* Task objective
Check each line of the data below for the word "name", then extract the ones that have it.

Records:
★ ★ ★ ★ ★

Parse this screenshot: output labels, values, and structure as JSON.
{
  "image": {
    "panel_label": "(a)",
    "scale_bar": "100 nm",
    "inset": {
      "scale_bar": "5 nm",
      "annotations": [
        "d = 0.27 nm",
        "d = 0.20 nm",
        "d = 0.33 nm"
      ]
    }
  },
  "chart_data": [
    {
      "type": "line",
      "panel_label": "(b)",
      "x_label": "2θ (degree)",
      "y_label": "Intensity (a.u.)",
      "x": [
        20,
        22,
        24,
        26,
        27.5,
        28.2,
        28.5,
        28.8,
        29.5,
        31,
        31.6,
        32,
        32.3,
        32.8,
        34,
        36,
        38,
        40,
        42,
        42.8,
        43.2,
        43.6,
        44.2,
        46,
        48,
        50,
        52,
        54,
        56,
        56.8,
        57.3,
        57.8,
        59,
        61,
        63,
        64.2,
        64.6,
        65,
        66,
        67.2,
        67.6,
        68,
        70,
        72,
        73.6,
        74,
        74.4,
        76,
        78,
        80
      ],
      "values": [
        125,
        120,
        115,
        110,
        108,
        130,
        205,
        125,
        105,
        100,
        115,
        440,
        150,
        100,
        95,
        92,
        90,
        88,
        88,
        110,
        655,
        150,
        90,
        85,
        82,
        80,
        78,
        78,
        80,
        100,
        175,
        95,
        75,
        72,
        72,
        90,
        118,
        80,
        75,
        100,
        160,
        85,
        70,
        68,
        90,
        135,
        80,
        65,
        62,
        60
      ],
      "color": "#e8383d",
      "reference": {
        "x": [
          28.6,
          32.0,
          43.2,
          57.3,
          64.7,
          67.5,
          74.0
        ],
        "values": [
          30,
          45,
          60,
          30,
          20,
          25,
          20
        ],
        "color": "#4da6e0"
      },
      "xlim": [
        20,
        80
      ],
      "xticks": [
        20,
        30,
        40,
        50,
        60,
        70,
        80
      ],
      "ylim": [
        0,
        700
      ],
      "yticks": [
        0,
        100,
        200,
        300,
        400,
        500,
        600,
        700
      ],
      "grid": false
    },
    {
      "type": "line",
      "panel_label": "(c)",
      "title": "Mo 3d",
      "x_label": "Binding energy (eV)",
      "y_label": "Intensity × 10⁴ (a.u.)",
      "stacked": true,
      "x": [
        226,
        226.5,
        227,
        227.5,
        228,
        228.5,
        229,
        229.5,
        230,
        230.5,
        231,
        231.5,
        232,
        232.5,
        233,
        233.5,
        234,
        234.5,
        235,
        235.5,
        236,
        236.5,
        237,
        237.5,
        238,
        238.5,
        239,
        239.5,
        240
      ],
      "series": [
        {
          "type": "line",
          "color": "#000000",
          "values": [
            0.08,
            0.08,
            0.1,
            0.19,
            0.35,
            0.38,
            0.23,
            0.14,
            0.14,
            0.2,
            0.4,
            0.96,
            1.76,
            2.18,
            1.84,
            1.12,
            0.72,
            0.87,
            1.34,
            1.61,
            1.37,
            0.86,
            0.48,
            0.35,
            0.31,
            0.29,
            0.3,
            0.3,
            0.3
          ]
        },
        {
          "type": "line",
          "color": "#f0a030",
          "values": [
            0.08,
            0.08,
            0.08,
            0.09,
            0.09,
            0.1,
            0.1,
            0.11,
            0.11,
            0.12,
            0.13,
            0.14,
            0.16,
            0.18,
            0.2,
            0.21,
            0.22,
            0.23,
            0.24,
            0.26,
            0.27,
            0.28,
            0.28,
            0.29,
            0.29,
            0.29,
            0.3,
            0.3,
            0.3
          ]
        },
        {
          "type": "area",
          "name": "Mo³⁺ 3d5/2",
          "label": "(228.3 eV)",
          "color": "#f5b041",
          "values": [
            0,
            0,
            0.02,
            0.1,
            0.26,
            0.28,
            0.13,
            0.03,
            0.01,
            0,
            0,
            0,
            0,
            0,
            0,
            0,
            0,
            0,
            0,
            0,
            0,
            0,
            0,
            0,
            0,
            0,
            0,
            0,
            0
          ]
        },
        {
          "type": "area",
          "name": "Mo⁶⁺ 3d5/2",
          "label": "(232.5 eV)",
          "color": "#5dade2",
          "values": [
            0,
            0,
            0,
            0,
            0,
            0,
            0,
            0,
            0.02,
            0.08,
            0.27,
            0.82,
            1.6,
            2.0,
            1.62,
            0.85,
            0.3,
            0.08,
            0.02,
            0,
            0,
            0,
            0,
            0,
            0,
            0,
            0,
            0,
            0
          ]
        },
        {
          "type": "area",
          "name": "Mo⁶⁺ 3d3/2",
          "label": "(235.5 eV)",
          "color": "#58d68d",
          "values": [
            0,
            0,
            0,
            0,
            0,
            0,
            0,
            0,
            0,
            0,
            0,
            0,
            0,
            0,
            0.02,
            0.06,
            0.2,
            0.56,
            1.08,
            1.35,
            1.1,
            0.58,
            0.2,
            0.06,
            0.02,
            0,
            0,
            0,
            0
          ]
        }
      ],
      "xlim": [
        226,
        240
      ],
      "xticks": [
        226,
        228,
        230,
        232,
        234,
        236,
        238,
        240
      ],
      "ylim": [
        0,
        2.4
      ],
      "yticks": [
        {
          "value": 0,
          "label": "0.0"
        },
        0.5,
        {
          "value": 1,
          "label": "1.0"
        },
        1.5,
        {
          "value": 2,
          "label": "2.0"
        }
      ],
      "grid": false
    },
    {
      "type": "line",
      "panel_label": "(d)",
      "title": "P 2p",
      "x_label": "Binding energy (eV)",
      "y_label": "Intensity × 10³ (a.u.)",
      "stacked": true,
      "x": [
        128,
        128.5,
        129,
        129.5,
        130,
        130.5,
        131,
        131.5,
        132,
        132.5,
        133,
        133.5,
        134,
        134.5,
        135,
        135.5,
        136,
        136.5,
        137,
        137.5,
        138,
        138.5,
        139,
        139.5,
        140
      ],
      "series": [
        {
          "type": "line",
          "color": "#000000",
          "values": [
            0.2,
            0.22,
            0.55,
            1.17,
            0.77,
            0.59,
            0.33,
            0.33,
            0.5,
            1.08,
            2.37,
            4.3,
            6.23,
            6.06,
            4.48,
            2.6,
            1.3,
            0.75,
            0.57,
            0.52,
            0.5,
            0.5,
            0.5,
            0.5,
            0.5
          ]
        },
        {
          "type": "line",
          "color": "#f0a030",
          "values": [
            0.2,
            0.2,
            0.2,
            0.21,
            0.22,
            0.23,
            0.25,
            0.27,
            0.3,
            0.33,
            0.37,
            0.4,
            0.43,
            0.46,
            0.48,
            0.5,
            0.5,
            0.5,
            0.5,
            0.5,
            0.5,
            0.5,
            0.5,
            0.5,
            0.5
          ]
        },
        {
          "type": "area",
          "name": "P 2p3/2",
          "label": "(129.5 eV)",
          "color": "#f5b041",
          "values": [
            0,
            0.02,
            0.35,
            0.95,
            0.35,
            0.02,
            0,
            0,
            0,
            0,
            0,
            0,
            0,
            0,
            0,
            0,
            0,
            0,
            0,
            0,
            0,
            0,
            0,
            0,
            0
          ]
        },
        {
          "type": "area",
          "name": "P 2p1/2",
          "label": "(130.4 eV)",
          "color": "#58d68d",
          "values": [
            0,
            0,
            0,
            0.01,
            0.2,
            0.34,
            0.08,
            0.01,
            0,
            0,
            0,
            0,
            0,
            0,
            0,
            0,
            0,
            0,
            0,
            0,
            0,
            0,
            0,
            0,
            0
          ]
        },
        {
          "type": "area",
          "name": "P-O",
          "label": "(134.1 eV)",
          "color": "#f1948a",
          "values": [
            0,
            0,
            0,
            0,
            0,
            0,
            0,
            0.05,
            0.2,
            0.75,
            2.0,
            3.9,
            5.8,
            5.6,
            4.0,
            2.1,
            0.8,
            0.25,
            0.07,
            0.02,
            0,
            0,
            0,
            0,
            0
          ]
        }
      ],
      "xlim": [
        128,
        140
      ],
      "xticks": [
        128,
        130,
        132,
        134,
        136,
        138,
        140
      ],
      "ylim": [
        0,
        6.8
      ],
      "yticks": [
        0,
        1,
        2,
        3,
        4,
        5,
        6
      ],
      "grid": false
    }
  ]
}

★ ★ ★ ★ ★

* Exercise output
          "name": "Mo³⁺ 3d5/2",
          "name": "Mo⁶⁺ 3d5/2",
          "name": "Mo⁶⁺ 3d3/2",
          "name": "P 2p3/2",
          "name": "P 2p1/2",
          "name": "P-O",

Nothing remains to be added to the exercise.